Exercise requirements >> Indicate only the number of lines in the listing below in which the word "pharmacies" appears.

***** Listing

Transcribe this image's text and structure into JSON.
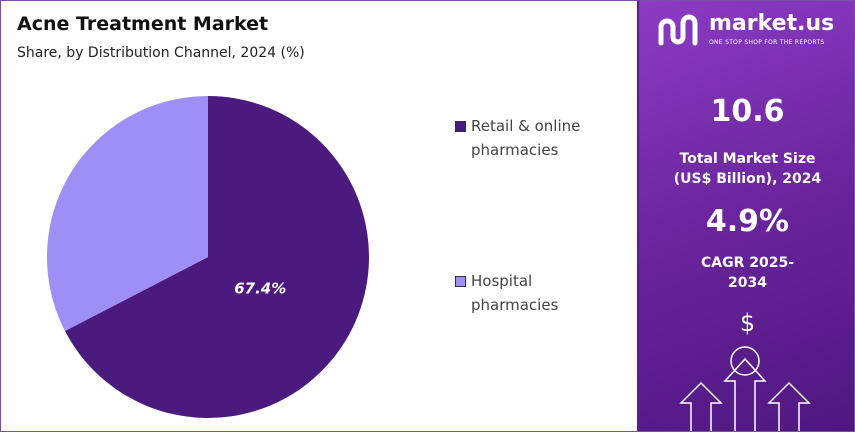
{
  "chart_data": {
    "type": "pie",
    "title": "Acne Treatment Market",
    "subtitle": "Share, by Distribution Channel, 2024 (%)",
    "categories": [
      "Retail & online pharmacies",
      "Hospital pharmacies"
    ],
    "values": [
      67.4,
      32.6
    ],
    "value_labels": [
      "67.4%",
      null
    ],
    "colors": [
      "#4b1a7e",
      "#9d8ff6"
    ],
    "start_angle": 0,
    "direction": "clockwise"
  },
  "panel": {
    "brand": "market.us",
    "tagline": "ONE STOP SHOP FOR THE REPORTS",
    "stats": [
      {
        "value": "10.6",
        "label": "Total Market Size (US$ Billion), 2024"
      },
      {
        "value": "4.9%",
        "label": "CAGR 2025-2034"
      }
    ],
    "icon": "$"
  }
}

**********

Answer below >> 2